[Source records]
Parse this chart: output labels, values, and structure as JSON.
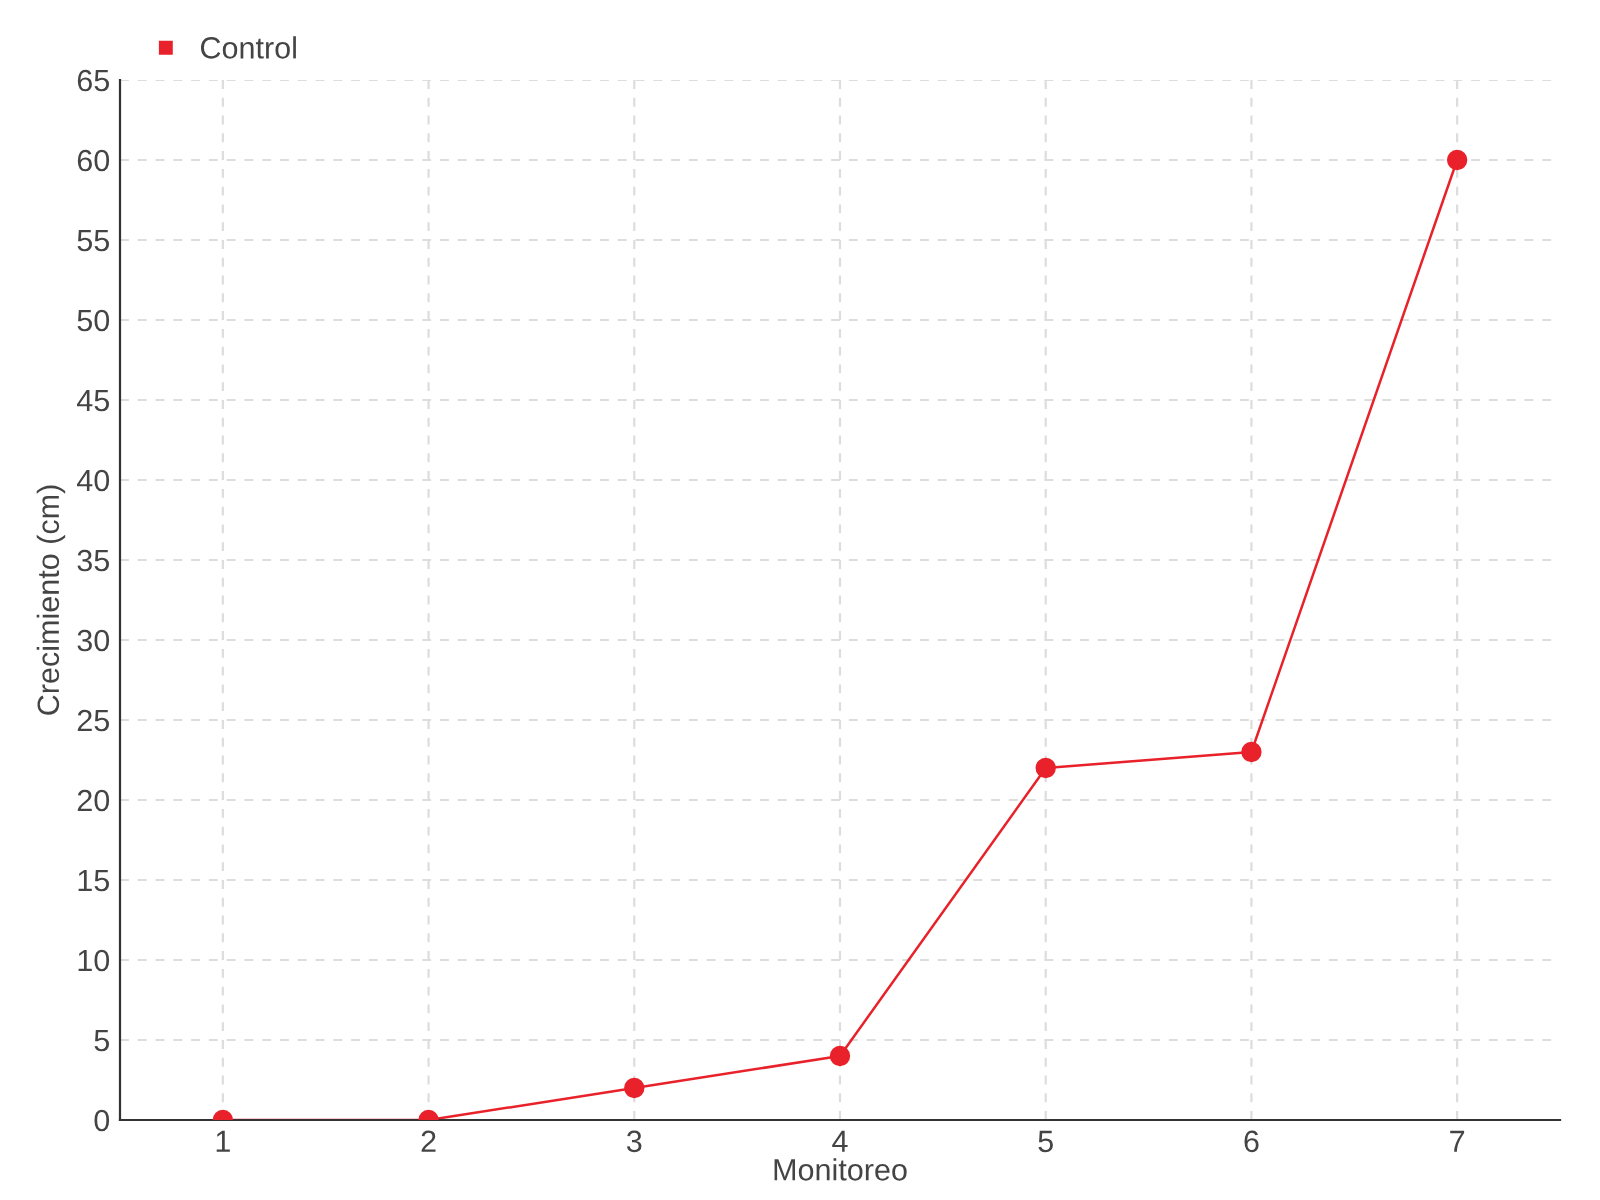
{
  "chart_data": {
    "type": "line",
    "xlabel": "Monitoreo",
    "ylabel": "Crecimiento (cm)",
    "categories": [
      "1",
      "2",
      "3",
      "4",
      "5",
      "6",
      "7"
    ],
    "series": [
      {
        "name": "Control",
        "color": "#e8212a",
        "values": [
          0,
          0,
          2,
          4,
          22,
          23,
          60
        ]
      }
    ],
    "ylim": [
      0,
      65
    ],
    "yticks": [
      0,
      5,
      10,
      15,
      20,
      25,
      30,
      35,
      40,
      45,
      50,
      55,
      60,
      65
    ],
    "grid": true,
    "legend": "top left",
    "marker": "circle",
    "line_style": "solid"
  }
}
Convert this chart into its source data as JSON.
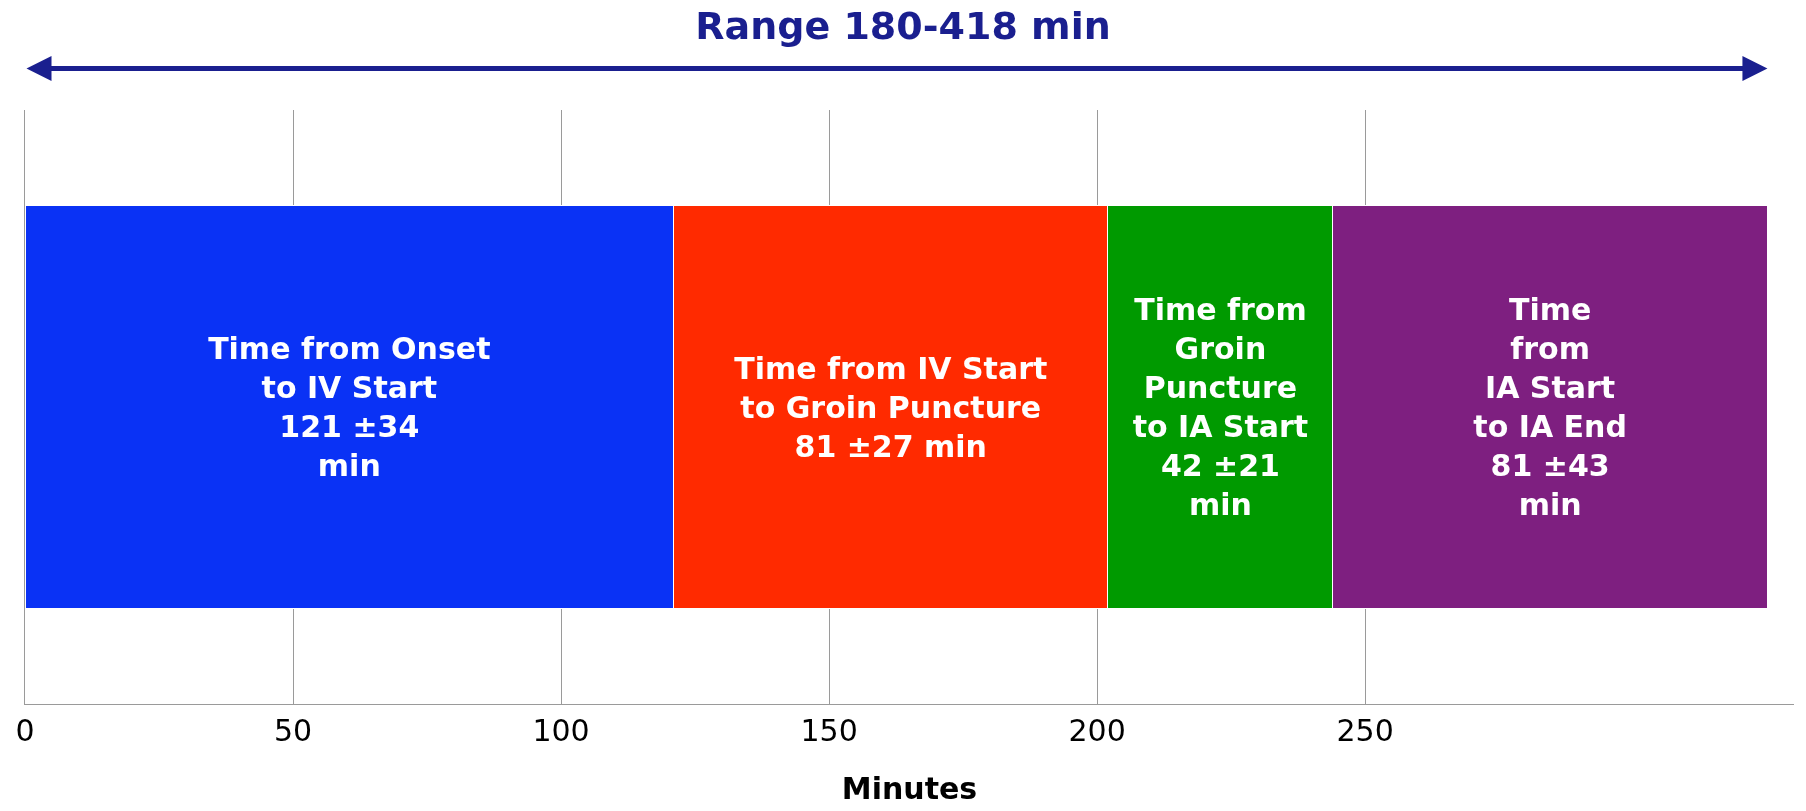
{
  "chart_data": {
    "type": "bar",
    "orientation": "horizontal",
    "stacked": true,
    "title": "Range 180-418 min",
    "xlabel": "Minutes",
    "categories": [
      null
    ],
    "series": [
      {
        "name": "Time from Onset\nto IV Start",
        "color": "#0a32f5",
        "values": [
          121
        ],
        "value_labels": [
          "121 ±34\nmin"
        ]
      },
      {
        "name": "Time from IV Start\nto Groin Puncture",
        "color": "#ff2a00",
        "values": [
          81
        ],
        "value_labels": [
          "81 ±27 min"
        ]
      },
      {
        "name": "Time from\nGroin\nPuncture\nto IA Start",
        "color": "#009a00",
        "values": [
          42
        ],
        "value_labels": [
          "42 ±21\nmin"
        ]
      },
      {
        "name": "Time\nfrom\nIA Start\nto IA End",
        "color": "#7e1f80",
        "values": [
          81
        ],
        "value_labels": [
          "81 ±43\nmin"
        ]
      }
    ],
    "xlim": [
      0,
      330
    ],
    "xticks": [
      0,
      50,
      100,
      150,
      200,
      250
    ],
    "grid": "x",
    "legend": false,
    "tick_labels": "x"
  }
}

— YOUR TASK —
Only lines with the word "Time" are wanted, so copy each one from the records.

— WRITTEN RESPONSE —
        "name": "Time from Onset\nto IV Start",
        "name": "Time from IV Start\nto Groin Puncture",
        "name": "Time from\nGroin\nPuncture\nto IA Start",
        "name": "Time\nfrom\nIA Start\nto IA End",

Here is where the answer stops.